======== Estratto della fonte

Vidigulfo, minoranza polemica per il giornalino della giunta

VIDIGULFO.Passi per la commissione mensa ma l'esclusione delle minoranze dal comitato di redazione del giornalino comunale proprio non va giù all'opposizione di «Intesa per Vidigulfo». Il gruppo capitanato da Alberto Guida aveva rivolto una proposta al consiglio comunale rivendicando il diritto di informare la cittadinanza attraverso un adeguaTo spazio sullo «Specchio» di almeno una o due pagine. In concreto la richiesta era di modificare la composizione del comitato di redazione integrandolo con due elementi dell'opposizione.
La maggioranza ha però risposto picche ritenendo di non dover istituzionalizzare la presenza della minoranza ed ora Alberto Guida torna alla carica.
«E' stata ribadita qualora fosse ancora necessario - sottolinea ancora Guida - l'antidemocraticità della maggioranza. E' stata l'ennesima dimostrazione muscolare basata solo su un rapporto di forza e tesa ad impedire che anche le minoranze possano far conoscere il loro pensiero, le loro proposte e le loro critiche alle cittadinanza. Un autentico bavaglio all'accesso all'informazione tipico dei regimi totalitari».
«Risulta perciò beffardo - continua -, il sottotitolo del bollettino e cioè 'Periodico dell'amministrazione comunale di Vidigulfo"».

================
======== Dati registrati

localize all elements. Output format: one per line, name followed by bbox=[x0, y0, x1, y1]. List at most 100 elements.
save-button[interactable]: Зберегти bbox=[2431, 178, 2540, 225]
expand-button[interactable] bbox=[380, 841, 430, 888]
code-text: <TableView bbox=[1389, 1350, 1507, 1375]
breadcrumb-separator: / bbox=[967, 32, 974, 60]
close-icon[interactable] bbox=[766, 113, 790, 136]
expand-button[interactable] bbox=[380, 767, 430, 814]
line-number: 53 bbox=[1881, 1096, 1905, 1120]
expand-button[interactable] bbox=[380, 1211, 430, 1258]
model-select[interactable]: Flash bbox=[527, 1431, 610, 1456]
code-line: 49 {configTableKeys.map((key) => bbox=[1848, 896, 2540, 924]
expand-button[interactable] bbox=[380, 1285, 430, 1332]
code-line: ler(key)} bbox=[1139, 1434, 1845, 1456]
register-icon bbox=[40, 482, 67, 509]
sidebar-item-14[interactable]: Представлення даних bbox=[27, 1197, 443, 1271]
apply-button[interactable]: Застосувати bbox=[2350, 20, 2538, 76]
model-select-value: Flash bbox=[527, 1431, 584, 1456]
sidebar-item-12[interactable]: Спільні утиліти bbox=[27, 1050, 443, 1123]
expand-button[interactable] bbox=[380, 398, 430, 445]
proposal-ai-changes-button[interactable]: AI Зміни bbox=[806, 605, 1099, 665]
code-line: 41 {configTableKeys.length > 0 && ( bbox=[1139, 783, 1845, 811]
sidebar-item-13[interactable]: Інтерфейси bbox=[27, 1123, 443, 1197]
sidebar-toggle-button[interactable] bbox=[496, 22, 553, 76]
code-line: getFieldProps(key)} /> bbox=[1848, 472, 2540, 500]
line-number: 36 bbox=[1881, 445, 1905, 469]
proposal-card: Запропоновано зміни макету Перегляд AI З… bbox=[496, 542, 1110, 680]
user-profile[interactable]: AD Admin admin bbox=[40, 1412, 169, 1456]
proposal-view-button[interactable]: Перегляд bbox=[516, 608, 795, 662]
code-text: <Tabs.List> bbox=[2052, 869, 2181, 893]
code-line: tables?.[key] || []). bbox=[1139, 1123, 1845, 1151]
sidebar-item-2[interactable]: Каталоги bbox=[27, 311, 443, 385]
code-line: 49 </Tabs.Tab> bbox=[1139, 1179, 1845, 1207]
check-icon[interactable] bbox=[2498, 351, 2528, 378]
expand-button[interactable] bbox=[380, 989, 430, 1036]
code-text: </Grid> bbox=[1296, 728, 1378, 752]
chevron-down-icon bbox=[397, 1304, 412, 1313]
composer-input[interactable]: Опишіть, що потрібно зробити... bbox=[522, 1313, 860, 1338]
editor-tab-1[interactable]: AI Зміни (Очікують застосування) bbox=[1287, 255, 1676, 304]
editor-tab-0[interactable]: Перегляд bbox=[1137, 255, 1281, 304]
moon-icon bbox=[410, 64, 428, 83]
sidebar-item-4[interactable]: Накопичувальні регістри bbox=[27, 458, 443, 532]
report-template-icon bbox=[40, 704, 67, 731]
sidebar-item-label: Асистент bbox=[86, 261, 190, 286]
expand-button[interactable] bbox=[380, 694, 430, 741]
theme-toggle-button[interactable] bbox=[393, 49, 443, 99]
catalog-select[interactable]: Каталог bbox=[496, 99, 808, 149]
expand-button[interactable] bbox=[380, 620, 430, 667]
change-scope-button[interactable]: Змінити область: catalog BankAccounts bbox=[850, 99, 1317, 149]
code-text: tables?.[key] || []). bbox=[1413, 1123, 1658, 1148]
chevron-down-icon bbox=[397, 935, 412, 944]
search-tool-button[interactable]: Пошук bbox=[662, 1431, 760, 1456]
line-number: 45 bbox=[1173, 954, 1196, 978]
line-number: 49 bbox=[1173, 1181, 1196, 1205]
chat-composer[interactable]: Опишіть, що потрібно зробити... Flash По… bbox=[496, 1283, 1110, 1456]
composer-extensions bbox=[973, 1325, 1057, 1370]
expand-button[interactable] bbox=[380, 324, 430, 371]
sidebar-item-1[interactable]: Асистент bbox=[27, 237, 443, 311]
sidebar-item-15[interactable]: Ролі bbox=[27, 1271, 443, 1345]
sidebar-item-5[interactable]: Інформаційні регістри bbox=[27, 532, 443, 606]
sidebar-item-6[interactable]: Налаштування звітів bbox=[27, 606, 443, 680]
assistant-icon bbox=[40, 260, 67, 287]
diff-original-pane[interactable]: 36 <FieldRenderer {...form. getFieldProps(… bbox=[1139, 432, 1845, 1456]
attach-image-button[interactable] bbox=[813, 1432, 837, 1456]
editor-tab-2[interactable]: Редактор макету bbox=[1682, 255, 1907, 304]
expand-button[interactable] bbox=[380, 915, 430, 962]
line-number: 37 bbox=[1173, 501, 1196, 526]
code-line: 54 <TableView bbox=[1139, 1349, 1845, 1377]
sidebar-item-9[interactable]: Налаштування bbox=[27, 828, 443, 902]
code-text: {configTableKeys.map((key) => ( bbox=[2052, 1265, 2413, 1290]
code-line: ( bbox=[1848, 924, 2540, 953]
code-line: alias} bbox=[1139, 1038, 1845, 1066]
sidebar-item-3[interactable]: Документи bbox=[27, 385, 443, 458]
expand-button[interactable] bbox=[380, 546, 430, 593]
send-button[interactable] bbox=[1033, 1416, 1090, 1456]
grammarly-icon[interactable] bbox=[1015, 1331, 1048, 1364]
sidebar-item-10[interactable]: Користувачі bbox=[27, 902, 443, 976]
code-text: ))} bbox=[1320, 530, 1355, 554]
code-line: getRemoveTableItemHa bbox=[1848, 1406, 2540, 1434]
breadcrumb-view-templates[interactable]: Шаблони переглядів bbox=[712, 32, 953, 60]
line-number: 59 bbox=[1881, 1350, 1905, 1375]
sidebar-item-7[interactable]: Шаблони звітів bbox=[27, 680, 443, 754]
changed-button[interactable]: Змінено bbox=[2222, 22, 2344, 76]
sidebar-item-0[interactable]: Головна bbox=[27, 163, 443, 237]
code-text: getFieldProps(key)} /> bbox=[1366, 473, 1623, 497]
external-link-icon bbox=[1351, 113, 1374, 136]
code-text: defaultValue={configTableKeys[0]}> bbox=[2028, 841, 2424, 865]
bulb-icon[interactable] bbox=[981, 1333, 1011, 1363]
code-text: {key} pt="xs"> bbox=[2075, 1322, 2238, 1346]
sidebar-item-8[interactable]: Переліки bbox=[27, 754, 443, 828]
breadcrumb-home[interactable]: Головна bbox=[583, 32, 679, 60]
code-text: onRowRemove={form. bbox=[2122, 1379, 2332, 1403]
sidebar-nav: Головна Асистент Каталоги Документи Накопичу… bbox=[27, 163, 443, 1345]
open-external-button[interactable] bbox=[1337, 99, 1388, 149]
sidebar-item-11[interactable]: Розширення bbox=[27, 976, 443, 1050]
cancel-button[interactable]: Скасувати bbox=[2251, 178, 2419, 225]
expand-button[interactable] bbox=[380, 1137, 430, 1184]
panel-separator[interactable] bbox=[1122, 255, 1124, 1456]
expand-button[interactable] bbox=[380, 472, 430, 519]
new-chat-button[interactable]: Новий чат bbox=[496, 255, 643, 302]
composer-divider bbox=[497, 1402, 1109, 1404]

================

**Esercizi**
A. Secondo l'articolo sul giornalino comunale di Vidigulfo, quanto spazio sullo «Specchio» chiedeva l'opposizione?
B. Scrivi il seguito dell'articolo sul giornalino comunale di Vidigulfo, a partire dalla frase successiva all'ultima riportata.

**Soluzioni numerate**
A. Almeno una o due pagine.

B.
«Si ignora bellamente - continua il consigliere - che sono amministratori anche i componenti della minoranza. A questo punto la maggioranza abbia almeno il pudore di cambiare il sottotitolo in 'Periodico della maggioranza" glissando sul fatto che la richiesta di partecipazione ha avuto il sostegno delle due minoranze che, nell'occasione concordi, rappresentano ben il 48% dei votanti contro il 38,6% della maggioranza. Ma cambino anche il nome 'Lo specchio" perchè a questo punto perderebbe il significato originario di onestà per assumere la funzione più prosaica che è quella di riflettere la propria immagine un po' come faceva la strega nella favola di Biancaneve». Guida conclude le proprie considerazioni auspicando da un lato che il monopolio sull'informazione nel locale stabilito dall'amministrazione di Enrica Setmani si traduca anche in «esborsi di tasca propria per le spese di pubblicazione senza gravare sulle casse comunali che sono di tutti e non di una sola parte politica» e dall'altro rassicurando i propri elettori: «queste prevaricazioni avranno solo l'effetto di rafforzare i nostri sforzi. Continueremo a svolgere il nostro compito istituzionale facendo sempre sentire la nostra voce».